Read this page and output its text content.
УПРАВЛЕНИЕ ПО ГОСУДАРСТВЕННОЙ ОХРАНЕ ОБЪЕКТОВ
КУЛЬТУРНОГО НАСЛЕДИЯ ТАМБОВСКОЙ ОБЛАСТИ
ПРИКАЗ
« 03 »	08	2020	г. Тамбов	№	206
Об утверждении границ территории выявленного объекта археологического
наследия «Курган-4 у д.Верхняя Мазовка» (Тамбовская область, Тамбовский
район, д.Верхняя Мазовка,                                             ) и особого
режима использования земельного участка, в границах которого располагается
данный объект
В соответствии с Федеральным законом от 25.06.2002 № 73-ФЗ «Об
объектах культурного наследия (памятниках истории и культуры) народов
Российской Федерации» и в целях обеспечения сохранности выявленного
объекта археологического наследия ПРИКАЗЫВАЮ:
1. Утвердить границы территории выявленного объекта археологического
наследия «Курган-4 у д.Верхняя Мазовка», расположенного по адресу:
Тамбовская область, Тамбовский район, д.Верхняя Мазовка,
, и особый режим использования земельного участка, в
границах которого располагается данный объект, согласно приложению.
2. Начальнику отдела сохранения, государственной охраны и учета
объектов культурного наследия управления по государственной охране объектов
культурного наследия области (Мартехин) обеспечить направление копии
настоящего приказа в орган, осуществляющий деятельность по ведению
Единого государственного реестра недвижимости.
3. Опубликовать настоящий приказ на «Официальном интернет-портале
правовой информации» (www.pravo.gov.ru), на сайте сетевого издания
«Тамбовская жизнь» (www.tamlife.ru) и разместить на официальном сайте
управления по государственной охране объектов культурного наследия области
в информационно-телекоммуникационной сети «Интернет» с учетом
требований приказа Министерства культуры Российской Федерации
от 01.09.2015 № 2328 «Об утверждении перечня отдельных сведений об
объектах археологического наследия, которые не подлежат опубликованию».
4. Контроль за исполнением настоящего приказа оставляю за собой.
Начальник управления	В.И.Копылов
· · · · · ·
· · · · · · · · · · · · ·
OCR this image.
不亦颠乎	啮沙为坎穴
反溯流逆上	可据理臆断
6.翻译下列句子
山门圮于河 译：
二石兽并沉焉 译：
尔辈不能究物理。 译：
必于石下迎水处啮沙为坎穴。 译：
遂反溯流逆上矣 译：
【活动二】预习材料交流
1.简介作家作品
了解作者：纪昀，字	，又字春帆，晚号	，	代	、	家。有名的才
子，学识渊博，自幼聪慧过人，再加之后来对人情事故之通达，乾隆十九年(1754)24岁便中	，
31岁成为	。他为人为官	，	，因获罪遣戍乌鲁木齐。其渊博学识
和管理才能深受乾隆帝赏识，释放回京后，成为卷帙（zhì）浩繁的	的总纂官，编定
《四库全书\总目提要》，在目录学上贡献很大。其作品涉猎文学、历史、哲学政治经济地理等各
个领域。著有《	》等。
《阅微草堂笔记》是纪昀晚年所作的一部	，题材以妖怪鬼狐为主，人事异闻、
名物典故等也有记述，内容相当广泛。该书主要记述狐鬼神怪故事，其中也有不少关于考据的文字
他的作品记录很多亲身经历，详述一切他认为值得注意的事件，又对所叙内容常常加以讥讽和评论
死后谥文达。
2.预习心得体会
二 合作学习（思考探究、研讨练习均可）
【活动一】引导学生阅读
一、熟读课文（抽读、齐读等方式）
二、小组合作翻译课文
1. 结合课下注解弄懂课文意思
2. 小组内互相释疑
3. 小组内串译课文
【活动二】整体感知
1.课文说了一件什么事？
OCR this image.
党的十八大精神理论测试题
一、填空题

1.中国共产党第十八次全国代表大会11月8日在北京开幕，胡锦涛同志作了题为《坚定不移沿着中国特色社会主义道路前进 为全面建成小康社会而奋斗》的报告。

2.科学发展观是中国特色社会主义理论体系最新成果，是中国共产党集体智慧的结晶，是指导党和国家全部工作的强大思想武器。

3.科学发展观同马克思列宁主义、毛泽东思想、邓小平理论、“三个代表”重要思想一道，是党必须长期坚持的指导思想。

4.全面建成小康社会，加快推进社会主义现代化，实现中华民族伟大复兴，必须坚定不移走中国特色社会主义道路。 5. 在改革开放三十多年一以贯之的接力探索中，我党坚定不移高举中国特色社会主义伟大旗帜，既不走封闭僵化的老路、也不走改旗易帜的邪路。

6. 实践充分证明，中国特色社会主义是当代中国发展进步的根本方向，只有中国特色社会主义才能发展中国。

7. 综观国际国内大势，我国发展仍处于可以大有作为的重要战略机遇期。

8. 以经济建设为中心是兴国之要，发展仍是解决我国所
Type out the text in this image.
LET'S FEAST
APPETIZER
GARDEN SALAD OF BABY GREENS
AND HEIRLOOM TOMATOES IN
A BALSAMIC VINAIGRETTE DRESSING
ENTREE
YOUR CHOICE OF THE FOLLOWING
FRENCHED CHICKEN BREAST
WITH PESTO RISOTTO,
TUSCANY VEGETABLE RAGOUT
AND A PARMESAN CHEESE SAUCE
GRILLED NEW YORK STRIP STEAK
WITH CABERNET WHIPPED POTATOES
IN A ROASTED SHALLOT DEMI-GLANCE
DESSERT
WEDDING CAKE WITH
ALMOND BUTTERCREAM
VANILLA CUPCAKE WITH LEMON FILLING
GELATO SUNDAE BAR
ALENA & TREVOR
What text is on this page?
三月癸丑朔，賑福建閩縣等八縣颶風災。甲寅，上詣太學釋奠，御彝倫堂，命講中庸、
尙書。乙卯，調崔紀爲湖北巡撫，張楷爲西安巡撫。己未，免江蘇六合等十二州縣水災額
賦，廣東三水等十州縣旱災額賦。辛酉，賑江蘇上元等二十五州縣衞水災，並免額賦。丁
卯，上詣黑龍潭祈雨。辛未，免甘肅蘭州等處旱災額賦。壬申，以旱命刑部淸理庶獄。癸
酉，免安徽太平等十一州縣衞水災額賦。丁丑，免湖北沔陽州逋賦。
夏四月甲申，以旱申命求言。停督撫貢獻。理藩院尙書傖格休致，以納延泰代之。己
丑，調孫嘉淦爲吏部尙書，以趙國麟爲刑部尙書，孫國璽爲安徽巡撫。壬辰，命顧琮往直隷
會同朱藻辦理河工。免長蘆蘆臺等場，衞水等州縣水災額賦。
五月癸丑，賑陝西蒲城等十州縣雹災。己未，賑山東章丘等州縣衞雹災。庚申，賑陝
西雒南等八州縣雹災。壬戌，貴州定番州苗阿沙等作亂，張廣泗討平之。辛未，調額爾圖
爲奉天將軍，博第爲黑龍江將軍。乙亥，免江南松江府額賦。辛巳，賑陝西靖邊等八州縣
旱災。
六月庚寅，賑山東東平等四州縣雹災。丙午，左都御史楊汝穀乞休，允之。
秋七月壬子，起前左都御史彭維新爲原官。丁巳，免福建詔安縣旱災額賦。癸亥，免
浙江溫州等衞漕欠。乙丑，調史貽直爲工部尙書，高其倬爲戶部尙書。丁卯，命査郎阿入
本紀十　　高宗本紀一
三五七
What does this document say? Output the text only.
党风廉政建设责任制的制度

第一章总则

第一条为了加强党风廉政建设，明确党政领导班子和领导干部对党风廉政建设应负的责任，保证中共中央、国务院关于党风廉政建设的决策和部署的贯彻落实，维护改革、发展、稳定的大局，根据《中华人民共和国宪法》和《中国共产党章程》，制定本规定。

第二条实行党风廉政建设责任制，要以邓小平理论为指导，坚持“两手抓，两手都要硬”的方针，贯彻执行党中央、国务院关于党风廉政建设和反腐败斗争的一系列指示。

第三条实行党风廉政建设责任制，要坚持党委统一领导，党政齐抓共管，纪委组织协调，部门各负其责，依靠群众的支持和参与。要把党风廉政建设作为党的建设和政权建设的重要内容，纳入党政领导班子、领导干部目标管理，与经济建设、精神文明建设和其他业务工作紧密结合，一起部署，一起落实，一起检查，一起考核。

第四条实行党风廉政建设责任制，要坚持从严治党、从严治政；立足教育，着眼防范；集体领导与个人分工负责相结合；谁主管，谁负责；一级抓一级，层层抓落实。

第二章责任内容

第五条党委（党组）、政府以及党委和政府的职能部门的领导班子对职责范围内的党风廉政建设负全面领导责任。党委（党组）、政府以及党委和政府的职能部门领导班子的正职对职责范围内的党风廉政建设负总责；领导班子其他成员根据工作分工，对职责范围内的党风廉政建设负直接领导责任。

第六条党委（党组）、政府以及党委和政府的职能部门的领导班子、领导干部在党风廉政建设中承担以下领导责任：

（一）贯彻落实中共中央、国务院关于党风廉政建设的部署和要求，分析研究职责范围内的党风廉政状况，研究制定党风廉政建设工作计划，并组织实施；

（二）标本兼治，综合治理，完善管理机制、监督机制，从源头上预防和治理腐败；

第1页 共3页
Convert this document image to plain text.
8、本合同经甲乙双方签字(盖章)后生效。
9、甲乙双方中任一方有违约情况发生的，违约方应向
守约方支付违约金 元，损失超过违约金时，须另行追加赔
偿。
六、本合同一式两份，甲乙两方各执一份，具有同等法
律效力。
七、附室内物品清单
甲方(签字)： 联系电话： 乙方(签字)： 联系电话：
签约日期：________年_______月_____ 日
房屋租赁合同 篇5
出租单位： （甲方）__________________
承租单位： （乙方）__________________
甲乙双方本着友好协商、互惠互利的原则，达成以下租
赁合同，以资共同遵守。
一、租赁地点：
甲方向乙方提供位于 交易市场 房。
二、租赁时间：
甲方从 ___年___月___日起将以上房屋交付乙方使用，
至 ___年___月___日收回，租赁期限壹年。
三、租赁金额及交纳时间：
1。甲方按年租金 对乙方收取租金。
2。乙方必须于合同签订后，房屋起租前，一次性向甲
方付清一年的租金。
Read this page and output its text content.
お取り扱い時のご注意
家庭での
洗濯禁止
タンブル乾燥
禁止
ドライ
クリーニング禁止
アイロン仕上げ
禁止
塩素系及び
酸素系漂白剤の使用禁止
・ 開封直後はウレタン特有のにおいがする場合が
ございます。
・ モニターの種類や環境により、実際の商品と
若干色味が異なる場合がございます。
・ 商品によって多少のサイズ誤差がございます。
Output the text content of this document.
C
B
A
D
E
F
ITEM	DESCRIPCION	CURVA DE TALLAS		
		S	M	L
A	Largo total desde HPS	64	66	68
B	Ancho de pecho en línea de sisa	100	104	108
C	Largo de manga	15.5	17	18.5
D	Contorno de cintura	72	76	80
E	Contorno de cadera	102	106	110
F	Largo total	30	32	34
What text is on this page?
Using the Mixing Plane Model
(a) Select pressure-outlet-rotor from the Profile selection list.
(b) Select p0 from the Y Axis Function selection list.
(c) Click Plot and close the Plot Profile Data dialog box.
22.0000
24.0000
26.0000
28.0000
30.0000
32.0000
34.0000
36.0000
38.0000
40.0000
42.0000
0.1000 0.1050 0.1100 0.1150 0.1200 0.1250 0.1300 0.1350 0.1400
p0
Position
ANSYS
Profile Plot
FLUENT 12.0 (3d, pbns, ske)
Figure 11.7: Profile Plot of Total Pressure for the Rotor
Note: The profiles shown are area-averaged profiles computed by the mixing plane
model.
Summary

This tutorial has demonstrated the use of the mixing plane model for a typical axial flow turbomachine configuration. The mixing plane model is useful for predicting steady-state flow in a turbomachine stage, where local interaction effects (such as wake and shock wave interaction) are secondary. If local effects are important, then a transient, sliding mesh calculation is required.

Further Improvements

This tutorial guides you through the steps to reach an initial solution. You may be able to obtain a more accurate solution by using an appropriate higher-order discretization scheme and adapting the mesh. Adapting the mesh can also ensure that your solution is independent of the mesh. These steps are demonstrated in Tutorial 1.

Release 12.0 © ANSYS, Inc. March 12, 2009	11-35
******************************
**Exercise:** Of the lines above, copy each that contains "Plot".

**Result of the exercise:**
(c) Click Plot and close the Plot Profile Data dialog box.
Profile Plot
Figure 11.7: Profile Plot of Total Pressure for the Rotor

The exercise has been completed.